To do =
Pull out every line in the data that has the string "subtitle" in it.

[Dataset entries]
__________________________________________________
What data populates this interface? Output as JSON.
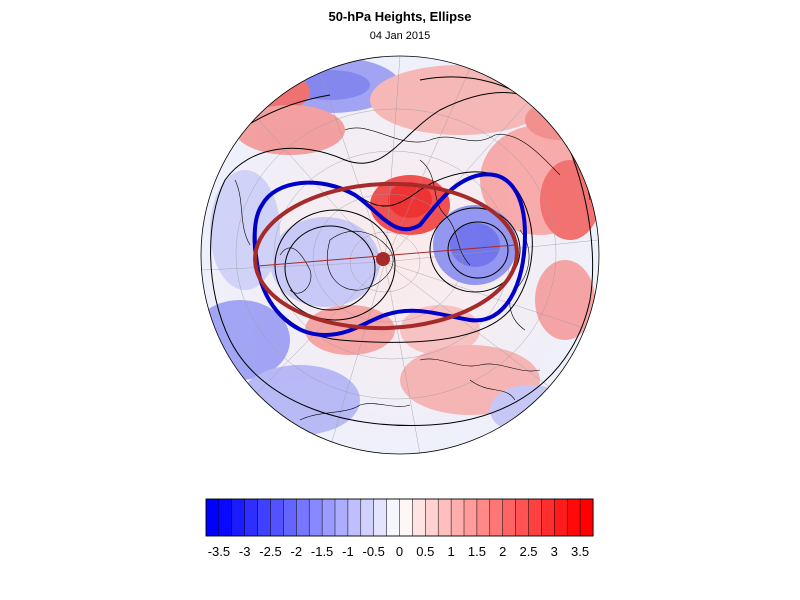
{
  "header": {
    "title": "50-hPa Heights, Ellipse",
    "date": "04 Jan 2015"
  },
  "map": {
    "projection": "orthographic (north polar)",
    "field": "50-hPa height anomaly",
    "overlays": [
      "ellipse fit (red)",
      "vortex edge contour (blue)",
      "height contours (black)",
      "coastlines",
      "lat/lon grid"
    ]
  },
  "colorbar": {
    "min": -3.75,
    "max": 3.75,
    "step": 0.25,
    "tick_labels": [
      "-3.5",
      "-3",
      "-2.5",
      "-2",
      "-1.5",
      "-1",
      "-0.5",
      "0",
      "0.5",
      "1",
      "1.5",
      "2",
      "2.5",
      "3",
      "3.5"
    ],
    "negative_color": "#0000ff",
    "positive_color": "#ff0000",
    "neutral_color": "#ffffff"
  },
  "colors": {
    "ellipse": "#a52a2a",
    "vortex_edge": "#0000c8",
    "contour": "#000000"
  }
}
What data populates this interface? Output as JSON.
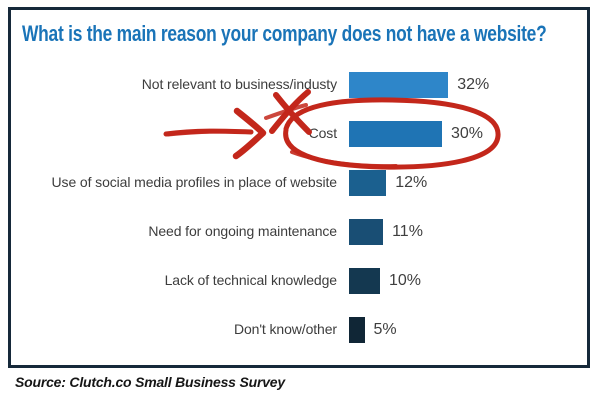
{
  "title": "What is the main reason your company does not have a website?",
  "source": "Source: Clutch.co Small Business Survey",
  "colors": {
    "title_blue": "#1a74b8",
    "frame_border": "#16293a",
    "label_text": "#3d3d3d",
    "annotation_red": "#c3271b"
  },
  "chart_data": {
    "type": "bar",
    "orientation": "horizontal",
    "title": "What is the main reason your company does not have a website?",
    "xlabel": "",
    "ylabel": "",
    "xlim": [
      0,
      35
    ],
    "grid": false,
    "legend": false,
    "categories": [
      "Not relevant to business/industy",
      "Cost",
      "Use of social media profiles in place of website",
      "Need for ongoing maintenance",
      "Lack of technical knowledge",
      "Don't know/other"
    ],
    "values": [
      32,
      30,
      12,
      11,
      10,
      5
    ],
    "rows": [
      {
        "label": "Not relevant to business/industy",
        "value": 32,
        "value_label": "32%",
        "color": "#2e86c9"
      },
      {
        "label": "Cost",
        "value": 30,
        "value_label": "30%",
        "color": "#1f74b4"
      },
      {
        "label": "Use of social media profiles in place of website",
        "value": 12,
        "value_label": "12%",
        "color": "#1b608f"
      },
      {
        "label": "Need for ongoing maintenance",
        "value": 11,
        "value_label": "11%",
        "color": "#194e74"
      },
      {
        "label": "Lack of technical knowledge",
        "value": 10,
        "value_label": "10%",
        "color": "#143850"
      },
      {
        "label": "Don't know/other",
        "value": 5,
        "value_label": "5%",
        "color": "#102636"
      }
    ],
    "annotation": {
      "shape": "hand-drawn red circle with arrow pointing at it",
      "target": "Cost 30%"
    }
  }
}
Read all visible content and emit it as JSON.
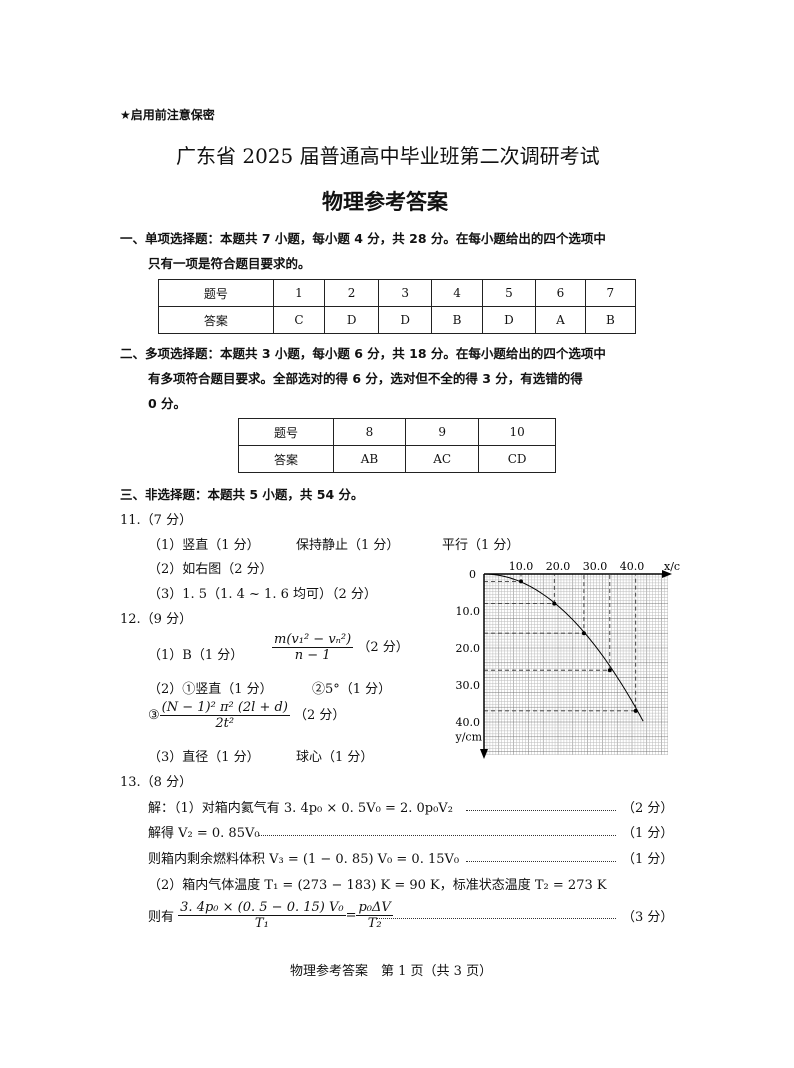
{
  "confidential": "★启用前注意保密",
  "title": "广东省 2025 届普通高中毕业班第二次调研考试",
  "subtitle": "物理参考答案",
  "s1": {
    "line1": "一、单项选择题：本题共 7 小题，每小题 4 分，共 28 分。在每小题给出的四个选项中",
    "line2": "只有一项是符合题目要求的。",
    "table": {
      "row_labels": [
        "题号",
        "答案"
      ],
      "numbers": [
        "1",
        "2",
        "3",
        "4",
        "5",
        "6",
        "7"
      ],
      "answers": [
        "C",
        "D",
        "D",
        "B",
        "D",
        "A",
        "B"
      ]
    }
  },
  "s2": {
    "line1": "二、多项选择题：本题共 3 小题，每小题 6 分，共 18 分。在每小题给出的四个选项中",
    "line2": "有多项符合题目要求。全部选对的得 6 分，选对但不全的得 3 分，有选错的得",
    "line3": "0 分。",
    "table": {
      "row_labels": [
        "题号",
        "答案"
      ],
      "numbers": [
        "8",
        "9",
        "10"
      ],
      "answers": [
        "AB",
        "AC",
        "CD"
      ]
    }
  },
  "s3": {
    "line1": "三、非选择题：本题共 5 小题，共 54 分。"
  },
  "q11": {
    "head": "11.（7 分）",
    "l1a": "（1）竖直（1 分）",
    "l1b": "保持静止（1 分）",
    "l1c": "平行（1 分）",
    "l2": "（2）如右图（2 分）",
    "l3": "（3）1. 5（1. 4 ~ 1. 6 均可）（2 分）"
  },
  "q12": {
    "head": "12.（9 分）",
    "l1a": "（1）B（1 分）",
    "f1n": "m(v₁² − vₙ²)",
    "f1d": "n − 1",
    "l1b": "（2 分）",
    "l2a": "（2）①竖直（1 分）",
    "l2b": "②5°（1 分）",
    "c3": "③",
    "f2n": "(N − 1)² π² (2l + d)",
    "f2d": "2t²",
    "l3b": "（2 分）",
    "l4a": "（3）直径（1 分）",
    "l4b": "球心（1 分）"
  },
  "q13": {
    "head": "13.（8 分）",
    "l1": "解：（1）对箱内氦气有 3. 4p₀ × 0. 5V₀ = 2. 0p₀V₂",
    "s1": "（2 分）",
    "l2": "解得 V₂ = 0. 85V₀",
    "s2": "（1 分）",
    "l3": "则箱内剩余燃料体积 V₃ = (1 − 0. 85) V₀ = 0. 15V₀",
    "s3": "（1 分）",
    "l4": "（2）箱内气体温度 T₁ = (273 − 183) K = 90 K，标准状态温度 T₂ = 273 K",
    "l5": "则有",
    "f3n": "3. 4p₀ × (0. 5 − 0. 15) V₀",
    "f3d": "T₁",
    "eq": "=",
    "f4n": "p₀ΔV",
    "f4d": "T₂",
    "s5": "（3 分）"
  },
  "footer": "物理参考答案　第 1 页（共 3 页）",
  "chart_data": {
    "type": "scatter",
    "xlabel": "x/cm",
    "ylabel": "y/cm",
    "x_ticks": [
      "10.0",
      "20.0",
      "30.0",
      "40.0"
    ],
    "y_ticks": [
      "10.0",
      "20.0",
      "30.0",
      "40.0"
    ],
    "origin_label": "0",
    "xlim": [
      0,
      50
    ],
    "ylim": [
      0,
      48
    ],
    "y_axis": "downward",
    "grid": true,
    "points": [
      {
        "x": 10,
        "y": 2
      },
      {
        "x": 19,
        "y": 8
      },
      {
        "x": 27,
        "y": 16
      },
      {
        "x": 34,
        "y": 26
      },
      {
        "x": 41,
        "y": 37
      }
    ]
  }
}
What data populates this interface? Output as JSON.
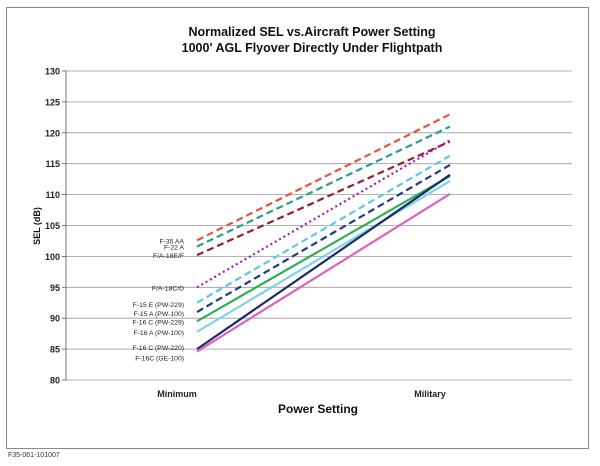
{
  "figure_id": "F35-061-101007",
  "chart_data": {
    "type": "line",
    "title": "Normalized SEL vs.Aircraft Power Setting",
    "subtitle": "1000' AGL Flyover Directly Under Flightpath",
    "xlabel": "Power Setting",
    "ylabel": "SEL (dB)",
    "categories": [
      "Minimum",
      "Military"
    ],
    "ylim": [
      80,
      130
    ],
    "yticks": [
      80,
      85,
      90,
      95,
      100,
      105,
      110,
      115,
      120,
      125,
      130
    ],
    "grid": true,
    "legend": "labels at left end of each line",
    "series": [
      {
        "name": "F-35 AA",
        "values": [
          102.6,
          123.0
        ],
        "color": "#e8533c",
        "dash": "dashed"
      },
      {
        "name": "F-22 A",
        "values": [
          101.6,
          121.0
        ],
        "color": "#2a9d8f",
        "dash": "dashed"
      },
      {
        "name": "F/A-18E/F",
        "values": [
          100.2,
          118.6
        ],
        "color": "#9b1b30",
        "dash": "dashed"
      },
      {
        "name": "F/A-18C/D",
        "values": [
          95.0,
          118.8
        ],
        "color": "#a21caf",
        "dash": "dotted"
      },
      {
        "name": "F-15 E (PW-229)",
        "values": [
          92.5,
          116.3
        ],
        "color": "#5bc8e8",
        "dash": "dashed"
      },
      {
        "name": "F-15 A (PW-100)",
        "values": [
          91.0,
          114.8
        ],
        "color": "#1e3a8a",
        "dash": "dashed"
      },
      {
        "name": "F-16 C (PW-229)",
        "values": [
          89.5,
          113.0
        ],
        "color": "#2eae55",
        "dash": "solid"
      },
      {
        "name": "F-16 A (PW-100)",
        "values": [
          87.8,
          112.2
        ],
        "color": "#7fd3e3",
        "dash": "solid"
      },
      {
        "name": "F-16 C (PW-220)",
        "values": [
          85.0,
          113.2
        ],
        "color": "#1b2a6b",
        "dash": "solid"
      },
      {
        "name": "F-16C (GE-100)",
        "values": [
          84.6,
          110.1
        ],
        "color": "#e060c0",
        "dash": "solid"
      }
    ]
  }
}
__________________________________________________
Result =
  "subtitle": "物理参考答案",
    "subtitle": "1000' AGL Flyover Directly Under Flightpath",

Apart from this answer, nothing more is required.